● Work to be completed:
Leave out the pictures and copy each record below exactly.

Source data
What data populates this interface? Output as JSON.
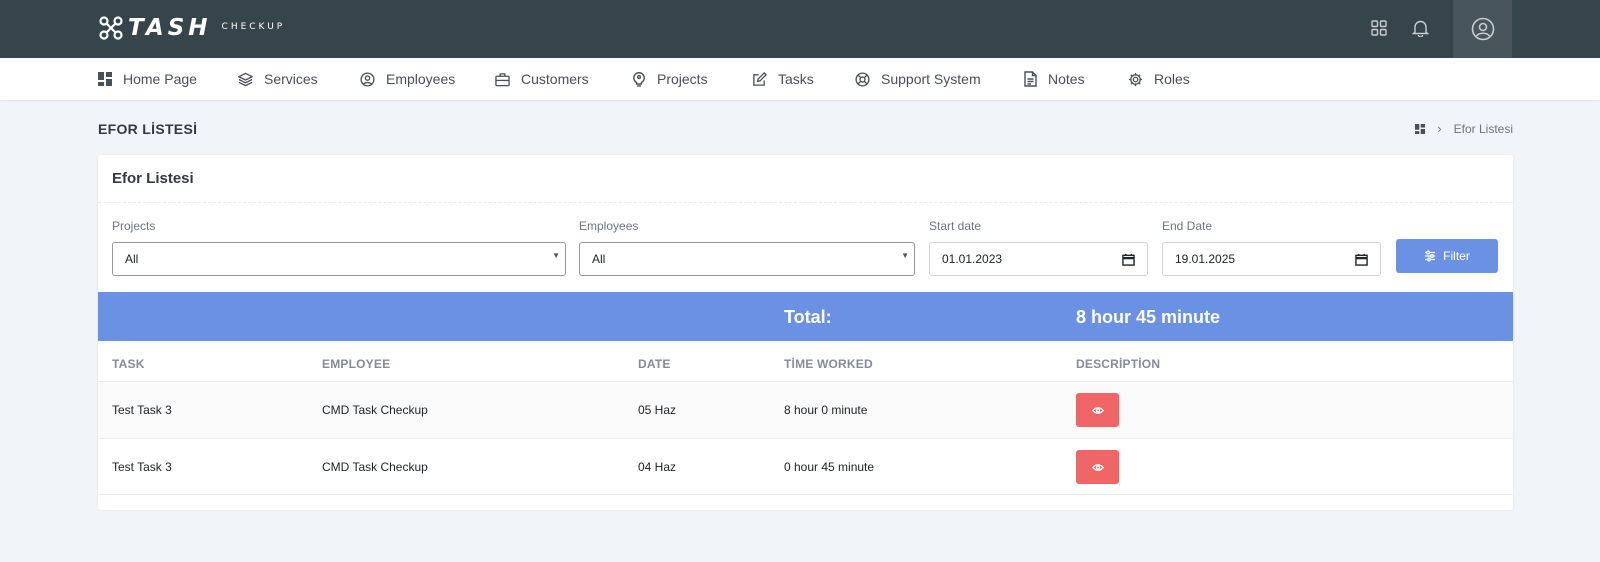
{
  "brand": {
    "name": "TASH",
    "sub": "CHECKUP"
  },
  "nav": [
    {
      "label": "Home Page",
      "icon": "dashboard-icon"
    },
    {
      "label": "Services",
      "icon": "layers-icon"
    },
    {
      "label": "Employees",
      "icon": "user-circle-icon"
    },
    {
      "label": "Customers",
      "icon": "briefcase-icon"
    },
    {
      "label": "Projects",
      "icon": "lightbulb-icon"
    },
    {
      "label": "Tasks",
      "icon": "edit-icon"
    },
    {
      "label": "Support System",
      "icon": "support-icon"
    },
    {
      "label": "Notes",
      "icon": "file-text-icon"
    },
    {
      "label": "Roles",
      "icon": "gear-icon"
    }
  ],
  "page": {
    "title": "EFOR LİSTESİ",
    "breadcrumb": "Efor Listesi"
  },
  "card": {
    "title": "Efor Listesi"
  },
  "filters": {
    "projects": {
      "label": "Projects",
      "value": "All"
    },
    "employees": {
      "label": "Employees",
      "value": "All"
    },
    "start": {
      "label": "Start date",
      "value": "01.01.2023"
    },
    "end": {
      "label": "End Date",
      "value": "19.01.2025"
    },
    "button": "Filter"
  },
  "total": {
    "label": "Total:",
    "value": "8 hour 45 minute"
  },
  "table": {
    "headers": [
      "TASK",
      "EMPLOYEE",
      "DATE",
      "TİME WORKED",
      "DESCRİPTİON"
    ],
    "rows": [
      {
        "task": "Test Task 3",
        "employee": "CMD Task Checkup",
        "date": "05 Haz",
        "time": "8 hour 0 minute"
      },
      {
        "task": "Test Task 3",
        "employee": "CMD Task Checkup",
        "date": "04 Haz",
        "time": "0 hour 45 minute"
      }
    ]
  },
  "colors": {
    "topbar": "#36444c",
    "primary": "#6b91e5",
    "danger": "#f06565"
  }
}
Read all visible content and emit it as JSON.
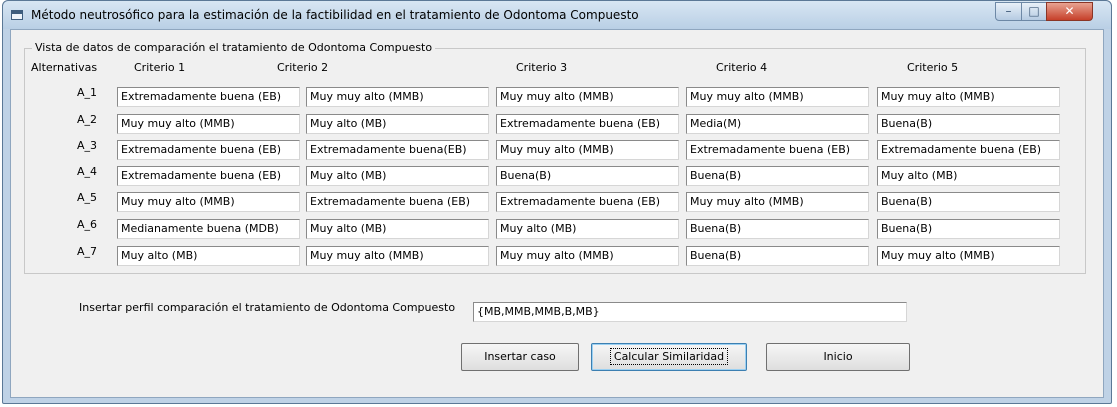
{
  "window": {
    "title": "Método neutrosófico para la estimación de la factibilidad en el tratamiento de Odontoma Compuesto",
    "controls": {
      "minimize": "–",
      "maximize": "□",
      "close": "✕"
    }
  },
  "group": {
    "title": "Vista de datos de comparación  el tratamiento de Odontoma Compuesto"
  },
  "headers": {
    "alternatives": "Alternativas",
    "criteria": [
      "Criterio 1",
      "Criterio 2",
      "Criterio 3",
      "Criterio 4",
      "Criterio 5"
    ]
  },
  "rows": [
    {
      "label": "A_1",
      "values": [
        "Extremadamente buena (EB)",
        "Muy muy alto (MMB)",
        "Muy muy alto (MMB)",
        "Muy muy alto (MMB)",
        "Muy muy alto (MMB)"
      ]
    },
    {
      "label": "A_2",
      "values": [
        "Muy muy alto (MMB)",
        "Muy alto (MB)",
        "Extremadamente buena (EB)",
        "Media(M)",
        "Buena(B)"
      ]
    },
    {
      "label": "A_3",
      "values": [
        "Extremadamente buena (EB)",
        "Extremadamente buena(EB)",
        "Muy muy alto (MMB)",
        "Extremadamente buena (EB)",
        "Extremadamente buena (EB)"
      ]
    },
    {
      "label": "A_4",
      "values": [
        "Extremadamente buena (EB)",
        "Muy alto (MB)",
        "Buena(B)",
        "Buena(B)",
        "Muy alto (MB)"
      ]
    },
    {
      "label": "A_5",
      "values": [
        "Muy muy alto (MMB)",
        "Extremadamente buena (EB)",
        "Extremadamente buena (EB)",
        "Muy muy alto (MMB)",
        "Buena(B)"
      ]
    },
    {
      "label": "A_6",
      "values": [
        "Medianamente buena (MDB)",
        "Muy alto (MB)",
        "Muy alto (MB)",
        "Buena(B)",
        "Buena(B)"
      ]
    },
    {
      "label": "A_7",
      "values": [
        "Muy alto (MB)",
        "Muy muy alto (MMB)",
        "Muy muy alto (MMB)",
        "Buena(B)",
        "Muy muy alto (MMB)"
      ]
    }
  ],
  "profile": {
    "label": "Insertar perfil  comparación  el tratamiento de Odontoma Compuesto",
    "value": "{MB,MMB,MMB,B,MB}"
  },
  "buttons": {
    "insert": "Insertar caso",
    "calculate": "Calcular Similaridad",
    "home": "Inicio"
  }
}
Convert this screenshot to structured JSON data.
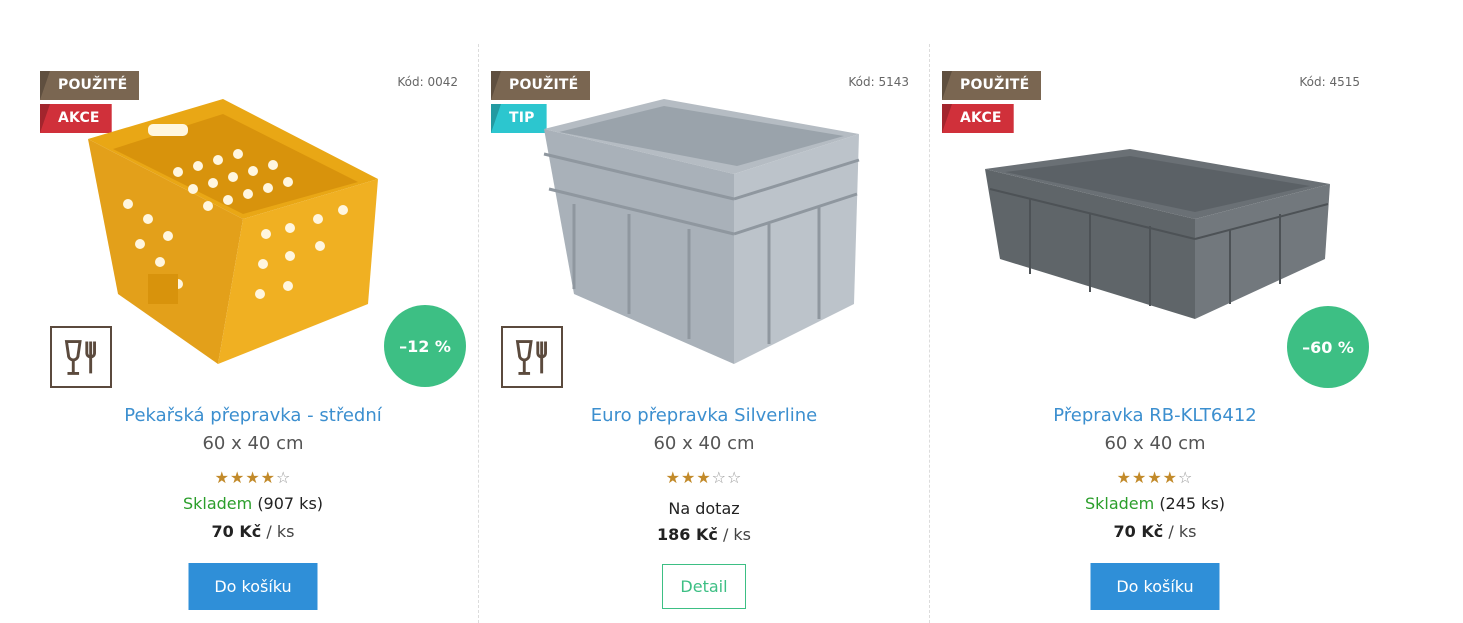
{
  "products": [
    {
      "flags": [
        "POUŽITÉ",
        "AKCE"
      ],
      "code": "Kód: 0042",
      "discount": "–12 %",
      "name": "Pekařská přepravka - střední",
      "size": "60 x 40 cm",
      "rating": 4,
      "rating_max": 5,
      "stock_label": "Skladem",
      "stock_qty": "(907 ks)",
      "price": "70 Kč",
      "unit": "/ ks",
      "button": "Do košíku",
      "food_safe": true,
      "image": "yellow-perforated-crate"
    },
    {
      "flags": [
        "POUŽITÉ",
        "TIP"
      ],
      "code": "Kód: 5143",
      "discount": "",
      "name": "Euro přepravka Silverline",
      "size": "60 x 40 cm",
      "rating": 3,
      "rating_max": 5,
      "stock_label": "Na dotaz",
      "stock_qty": "",
      "price": "186 Kč",
      "unit": "/ ks",
      "button": "Detail",
      "food_safe": true,
      "image": "grey-euro-crate"
    },
    {
      "flags": [
        "POUŽITÉ",
        "AKCE"
      ],
      "code": "Kód: 4515",
      "discount": "–60 %",
      "name": "Přepravka RB-KLT6412",
      "size": "60 x 40 cm",
      "rating": 4,
      "rating_max": 5,
      "stock_label": "Skladem",
      "stock_qty": "(245 ks)",
      "price": "70 Kč",
      "unit": "/ ks",
      "button": "Do košíku",
      "food_safe": false,
      "image": "dark-grey-flat-crate"
    }
  ],
  "colors": {
    "flag_used": "#7a6651",
    "flag_sale": "#d0303a",
    "flag_tip": "#2cc6cf",
    "discount": "#3dbf84",
    "link": "#3c8fcf",
    "in_stock": "#2b9e2b",
    "cart_button": "#2f8fd8",
    "star": "#c28a2a"
  },
  "icons": {
    "food_safe": "glass-fork-icon",
    "star_full": "star-filled-icon",
    "star_empty": "star-outline-icon"
  }
}
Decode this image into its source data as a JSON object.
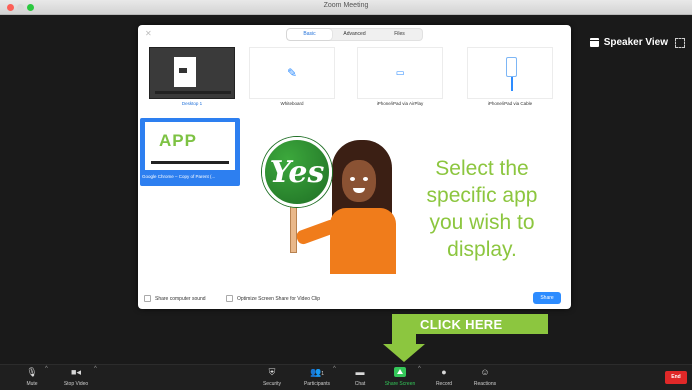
{
  "window": {
    "title": "Zoom Meeting"
  },
  "view": {
    "speaker_view_label": "Speaker View"
  },
  "share_dialog": {
    "tabs": [
      {
        "label": "Basic",
        "active": true
      },
      {
        "label": "Advanced",
        "active": false
      },
      {
        "label": "Files",
        "active": false
      }
    ],
    "options": [
      {
        "label": "Desktop 1",
        "icon": "desktop-thumbnail"
      },
      {
        "label": "Whiteboard",
        "icon": "pencil-icon"
      },
      {
        "label": "iPhone/iPad via AirPlay",
        "icon": "airplay-icon"
      },
      {
        "label": "iPhone/iPad via Cable",
        "icon": "cable-icon"
      }
    ],
    "selected_app": {
      "thumb_text": "APP",
      "label": "Google Chrome – Copy of Parent (...",
      "selected": true
    },
    "footer": {
      "share_sound_label": "Share computer sound",
      "optimize_label": "Optimize Screen Share for Video Clip",
      "share_button_label": "Share"
    }
  },
  "annotation": {
    "sign_text": "Yes",
    "instruction_lines": [
      "Select the",
      "specific app",
      "you wish to",
      "display."
    ],
    "click_here_label": "CLICK HERE"
  },
  "toolbar": {
    "mute_label": "Mute",
    "stop_video_label": "Stop Video",
    "security_label": "Security",
    "participants_label": "Participants",
    "participants_count": "1",
    "chat_label": "Chat",
    "share_screen_label": "Share Screen",
    "record_label": "Record",
    "reactions_label": "Reactions",
    "end_label": "End"
  },
  "colors": {
    "accent": "#2d8cff",
    "annotation_green": "#8cc63f",
    "share_green": "#34c759",
    "end_red": "#e02828"
  }
}
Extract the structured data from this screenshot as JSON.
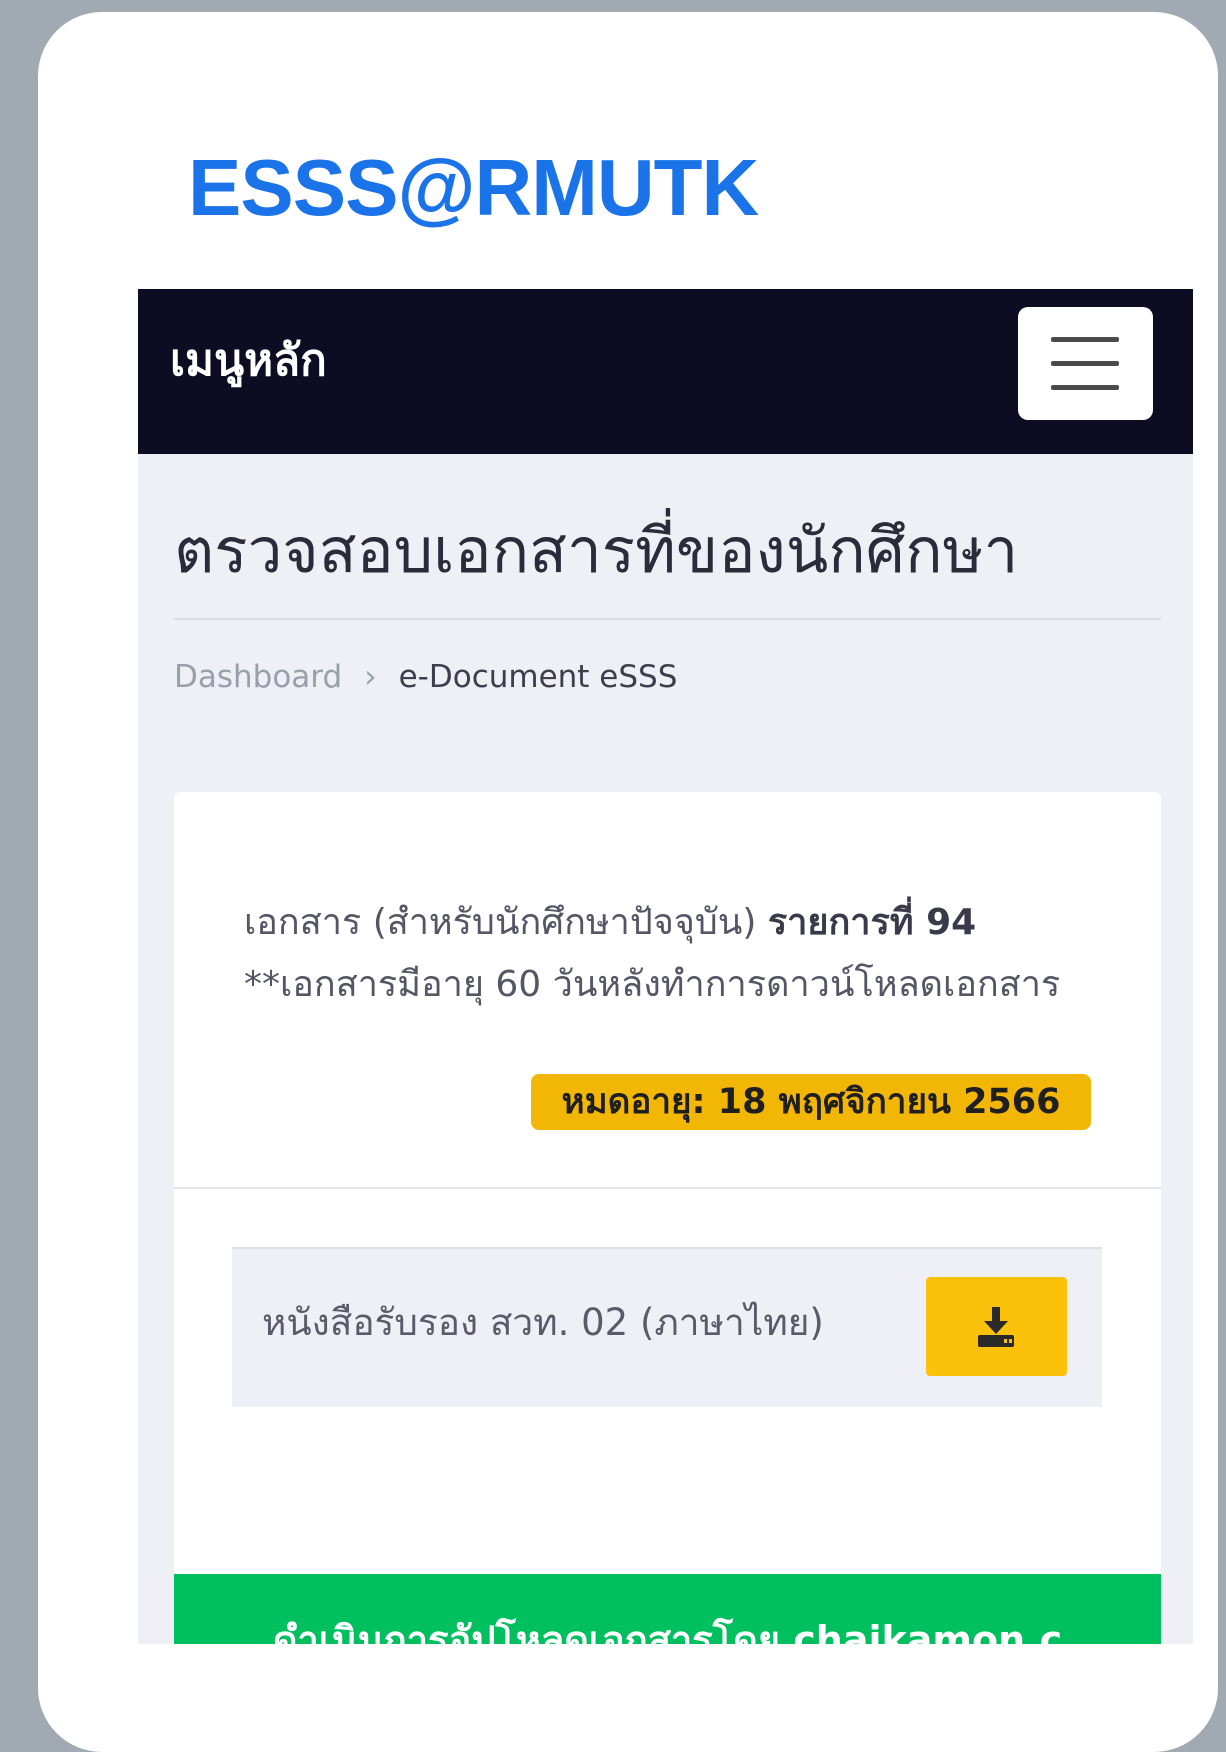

● Expected answer:
What data populates this interface? Output as JSON.
{
  "brand": {
    "name": "TASH",
    "sub": "CHECKUP"
  },
  "nav": [
    {
      "label": "Home Page",
      "icon": "dashboard-icon"
    },
    {
      "label": "Services",
      "icon": "layers-icon"
    },
    {
      "label": "Employees",
      "icon": "user-circle-icon"
    },
    {
      "label": "Customers",
      "icon": "briefcase-icon"
    },
    {
      "label": "Projects",
      "icon": "lightbulb-icon"
    },
    {
      "label": "Tasks",
      "icon": "edit-icon"
    },
    {
      "label": "Support System",
      "icon": "support-icon"
    },
    {
      "label": "Notes",
      "icon": "file-text-icon"
    },
    {
      "label": "Roles",
      "icon": "gear-icon"
    }
  ],
  "page": {
    "title": "EFOR LİSTESİ",
    "breadcrumb": "Efor Listesi"
  },
  "card": {
    "title": "Efor Listesi"
  },
  "filters": {
    "projects": {
      "label": "Projects",
      "value": "All"
    },
    "employees": {
      "label": "Employees",
      "value": "All"
    },
    "start": {
      "label": "Start date",
      "value": "01.01.2023"
    },
    "end": {
      "label": "End Date",
      "value": "19.01.2025"
    },
    "button": "Filter"
  },
  "total": {
    "label": "Total:",
    "value": "8 hour 45 minute"
  },
  "table": {
    "headers": [
      "TASK",
      "EMPLOYEE",
      "DATE",
      "TİME WORKED",
      "DESCRİPTİON"
    ],
    "rows": [
      {
        "task": "Test Task 3",
        "employee": "CMD Task Checkup",
        "date": "05 Haz",
        "time": "8 hour 0 minute"
      },
      {
        "task": "Test Task 3",
        "employee": "CMD Task Checkup",
        "date": "04 Haz",
        "time": "0 hour 45 minute"
      }
    ]
  },
  "colors": {
    "topbar": "#36444c",
    "primary": "#6b91e5",
    "danger": "#f06565"
  }
}
Read all visible content and emit it as JSON.
{
  "window": {
    "title": "Método neutrosófico para la estimación de la factibilidad en el tratamiento de Odontoma Compuesto",
    "controls": {
      "minimize": "–",
      "maximize": "□",
      "close": "✕"
    }
  },
  "group": {
    "title": "Vista de datos de comparación  el tratamiento de Odontoma Compuesto"
  },
  "headers": {
    "alternatives": "Alternativas",
    "criteria": [
      "Criterio 1",
      "Criterio 2",
      "Criterio 3",
      "Criterio 4",
      "Criterio 5"
    ]
  },
  "rows": [
    {
      "label": "A_1",
      "values": [
        "Extremadamente buena (EB)",
        "Muy muy alto (MMB)",
        "Muy muy alto (MMB)",
        "Muy muy alto (MMB)",
        "Muy muy alto (MMB)"
      ]
    },
    {
      "label": "A_2",
      "values": [
        "Muy muy alto (MMB)",
        "Muy alto (MB)",
        "Extremadamente buena (EB)",
        "Media(M)",
        "Buena(B)"
      ]
    },
    {
      "label": "A_3",
      "values": [
        "Extremadamente buena (EB)",
        "Extremadamente buena(EB)",
        "Muy muy alto (MMB)",
        "Extremadamente buena (EB)",
        "Extremadamente buena (EB)"
      ]
    },
    {
      "label": "A_4",
      "values": [
        "Extremadamente buena (EB)",
        "Muy alto (MB)",
        "Buena(B)",
        "Buena(B)",
        "Muy alto (MB)"
      ]
    },
    {
      "label": "A_5",
      "values": [
        "Muy muy alto (MMB)",
        "Extremadamente buena (EB)",
        "Extremadamente buena (EB)",
        "Muy muy alto (MMB)",
        "Buena(B)"
      ]
    },
    {
      "label": "A_6",
      "values": [
        "Medianamente buena (MDB)",
        "Muy alto (MB)",
        "Muy alto (MB)",
        "Buena(B)",
        "Buena(B)"
      ]
    },
    {
      "label": "A_7",
      "values": [
        "Muy alto (MB)",
        "Muy muy alto (MMB)",
        "Muy muy alto (MMB)",
        "Buena(B)",
        "Muy muy alto (MMB)"
      ]
    }
  ],
  "profile": {
    "label": "Insertar perfil  comparación  el tratamiento de Odontoma Compuesto",
    "value": "{MB,MMB,MMB,B,MB}"
  },
  "buttons": {
    "insert": "Insertar caso",
    "calculate": "Calcular Similaridad",
    "home": "Inicio"
  }
}
Convert this screenshot to structured JSON data.
{
  "products": [
    {
      "flags": [
        "POUŽITÉ",
        "AKCE"
      ],
      "code": "Kód: 0042",
      "discount": "–12 %",
      "name": "Pekařská přepravka - střední",
      "size": "60 x 40 cm",
      "rating": 4,
      "rating_max": 5,
      "stock_label": "Skladem",
      "stock_qty": "(907 ks)",
      "price": "70 Kč",
      "unit": "/ ks",
      "button": "Do košíku",
      "food_safe": true,
      "image": "yellow-perforated-crate"
    },
    {
      "flags": [
        "POUŽITÉ",
        "TIP"
      ],
      "code": "Kód: 5143",
      "discount": "",
      "name": "Euro přepravka Silverline",
      "size": "60 x 40 cm",
      "rating": 3,
      "rating_max": 5,
      "stock_label": "Na dotaz",
      "stock_qty": "",
      "price": "186 Kč",
      "unit": "/ ks",
      "button": "Detail",
      "food_safe": true,
      "image": "grey-euro-crate"
    },
    {
      "flags": [
        "POUŽITÉ",
        "AKCE"
      ],
      "code": "Kód: 4515",
      "discount": "–60 %",
      "name": "Přepravka RB-KLT6412",
      "size": "60 x 40 cm",
      "rating": 4,
      "rating_max": 5,
      "stock_label": "Skladem",
      "stock_qty": "(245 ks)",
      "price": "70 Kč",
      "unit": "/ ks",
      "button": "Do košíku",
      "food_safe": false,
      "image": "dark-grey-flat-crate"
    }
  ],
  "colors": {
    "flag_used": "#7a6651",
    "flag_sale": "#d0303a",
    "flag_tip": "#2cc6cf",
    "discount": "#3dbf84",
    "link": "#3c8fcf",
    "in_stock": "#2b9e2b",
    "cart_button": "#2f8fd8",
    "star": "#c28a2a"
  },
  "icons": {
    "food_safe": "glass-fork-icon",
    "star_full": "star-filled-icon",
    "star_empty": "star-outline-icon"
  }
}
Decode this image into its source data as a JSON object.
{
  "window": {
    "title": "Zoom Meeting"
  },
  "view": {
    "speaker_view_label": "Speaker View"
  },
  "share_dialog": {
    "tabs": [
      {
        "label": "Basic",
        "active": true
      },
      {
        "label": "Advanced",
        "active": false
      },
      {
        "label": "Files",
        "active": false
      }
    ],
    "options": [
      {
        "label": "Desktop 1",
        "icon": "desktop-thumbnail"
      },
      {
        "label": "Whiteboard",
        "icon": "pencil-icon"
      },
      {
        "label": "iPhone/iPad via AirPlay",
        "icon": "airplay-icon"
      },
      {
        "label": "iPhone/iPad via Cable",
        "icon": "cable-icon"
      }
    ],
    "selected_app": {
      "thumb_text": "APP",
      "label": "Google Chrome – Copy of Parent (...",
      "selected": true
    },
    "footer": {
      "share_sound_label": "Share computer sound",
      "optimize_label": "Optimize Screen Share for Video Clip",
      "share_button_label": "Share"
    }
  },
  "annotation": {
    "sign_text": "Yes",
    "instruction_lines": [
      "Select the",
      "specific app",
      "you wish to",
      "display."
    ],
    "click_here_label": "CLICK HERE"
  },
  "toolbar": {
    "mute_label": "Mute",
    "stop_video_label": "Stop Video",
    "security_label": "Security",
    "participants_label": "Participants",
    "participants_count": "1",
    "chat_label": "Chat",
    "share_screen_label": "Share Screen",
    "record_label": "Record",
    "reactions_label": "Reactions",
    "end_label": "End"
  },
  "colors": {
    "accent": "#2d8cff",
    "annotation_green": "#8cc63f",
    "share_green": "#34c759",
    "end_red": "#e02828"
  }
}
Extract the structured data from this screenshot as JSON.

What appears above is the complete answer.